STORED RECORDS »

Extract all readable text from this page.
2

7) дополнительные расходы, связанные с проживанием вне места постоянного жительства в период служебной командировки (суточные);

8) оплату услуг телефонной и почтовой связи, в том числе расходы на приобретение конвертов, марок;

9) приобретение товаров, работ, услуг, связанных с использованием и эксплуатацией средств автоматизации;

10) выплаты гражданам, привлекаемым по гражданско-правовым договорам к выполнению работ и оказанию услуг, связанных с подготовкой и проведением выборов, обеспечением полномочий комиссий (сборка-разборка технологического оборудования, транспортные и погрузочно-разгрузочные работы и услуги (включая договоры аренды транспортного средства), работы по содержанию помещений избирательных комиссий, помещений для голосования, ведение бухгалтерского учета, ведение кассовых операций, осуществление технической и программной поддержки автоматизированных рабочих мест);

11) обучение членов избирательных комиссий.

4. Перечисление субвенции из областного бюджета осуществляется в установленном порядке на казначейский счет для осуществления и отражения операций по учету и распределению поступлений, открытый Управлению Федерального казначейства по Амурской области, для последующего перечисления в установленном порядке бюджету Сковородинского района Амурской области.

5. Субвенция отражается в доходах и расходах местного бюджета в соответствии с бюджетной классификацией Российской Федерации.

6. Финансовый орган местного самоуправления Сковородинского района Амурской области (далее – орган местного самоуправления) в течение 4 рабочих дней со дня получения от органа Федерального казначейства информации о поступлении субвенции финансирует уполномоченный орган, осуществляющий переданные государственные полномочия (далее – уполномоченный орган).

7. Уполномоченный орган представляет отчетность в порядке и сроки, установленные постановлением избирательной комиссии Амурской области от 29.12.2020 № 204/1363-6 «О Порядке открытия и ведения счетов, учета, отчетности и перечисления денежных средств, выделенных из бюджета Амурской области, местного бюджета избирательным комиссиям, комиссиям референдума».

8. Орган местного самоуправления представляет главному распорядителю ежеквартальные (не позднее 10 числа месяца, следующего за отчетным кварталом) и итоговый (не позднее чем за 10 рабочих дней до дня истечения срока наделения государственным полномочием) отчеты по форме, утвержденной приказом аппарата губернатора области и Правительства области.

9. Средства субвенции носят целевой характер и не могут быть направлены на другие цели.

---

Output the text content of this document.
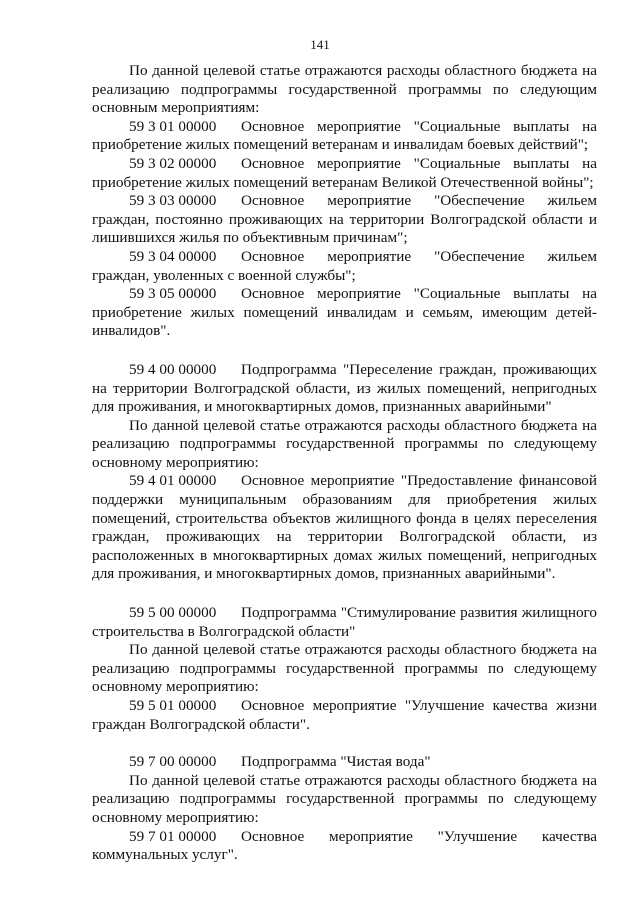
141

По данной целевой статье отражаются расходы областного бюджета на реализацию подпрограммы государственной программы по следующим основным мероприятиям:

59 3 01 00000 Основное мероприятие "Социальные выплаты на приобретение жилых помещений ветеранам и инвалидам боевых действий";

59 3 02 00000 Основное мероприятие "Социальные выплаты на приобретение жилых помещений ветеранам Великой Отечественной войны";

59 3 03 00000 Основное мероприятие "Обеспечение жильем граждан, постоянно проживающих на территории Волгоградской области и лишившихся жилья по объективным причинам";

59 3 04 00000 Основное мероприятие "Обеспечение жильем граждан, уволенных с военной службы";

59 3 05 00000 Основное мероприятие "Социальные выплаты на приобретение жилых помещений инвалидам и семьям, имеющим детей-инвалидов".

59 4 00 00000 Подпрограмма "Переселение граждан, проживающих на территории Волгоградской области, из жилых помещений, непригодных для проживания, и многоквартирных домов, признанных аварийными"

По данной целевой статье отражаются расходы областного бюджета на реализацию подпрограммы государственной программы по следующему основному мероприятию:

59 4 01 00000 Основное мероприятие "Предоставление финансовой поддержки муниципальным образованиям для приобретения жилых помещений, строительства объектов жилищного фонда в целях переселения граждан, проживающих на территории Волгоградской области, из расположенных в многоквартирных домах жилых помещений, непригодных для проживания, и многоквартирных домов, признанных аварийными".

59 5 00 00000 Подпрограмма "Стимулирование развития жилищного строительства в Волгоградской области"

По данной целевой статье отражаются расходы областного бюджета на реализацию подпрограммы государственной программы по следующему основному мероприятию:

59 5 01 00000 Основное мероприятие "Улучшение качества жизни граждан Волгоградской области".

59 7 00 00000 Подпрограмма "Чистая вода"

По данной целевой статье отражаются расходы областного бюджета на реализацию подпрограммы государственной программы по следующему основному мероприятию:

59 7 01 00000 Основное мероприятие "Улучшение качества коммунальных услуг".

--

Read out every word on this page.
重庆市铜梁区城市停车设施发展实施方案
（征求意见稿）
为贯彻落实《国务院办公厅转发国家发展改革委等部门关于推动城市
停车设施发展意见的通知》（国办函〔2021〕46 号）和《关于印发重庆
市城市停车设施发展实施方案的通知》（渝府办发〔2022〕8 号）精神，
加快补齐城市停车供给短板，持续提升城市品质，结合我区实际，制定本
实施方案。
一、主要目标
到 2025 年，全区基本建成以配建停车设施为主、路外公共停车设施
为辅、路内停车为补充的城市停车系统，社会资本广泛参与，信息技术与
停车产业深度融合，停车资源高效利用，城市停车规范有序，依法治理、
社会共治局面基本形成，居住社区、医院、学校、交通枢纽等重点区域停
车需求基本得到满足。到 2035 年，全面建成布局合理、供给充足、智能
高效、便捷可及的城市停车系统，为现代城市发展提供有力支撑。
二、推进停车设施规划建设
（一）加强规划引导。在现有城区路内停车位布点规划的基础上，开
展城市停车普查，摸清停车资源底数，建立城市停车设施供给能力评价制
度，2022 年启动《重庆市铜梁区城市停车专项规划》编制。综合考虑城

WHAT YOU NEED TO DO » Write out every line of the preceding listing that contains "text".

REPLY TO THE EXERCISE »
Extract all readable text from this page.
Output the text content of this document.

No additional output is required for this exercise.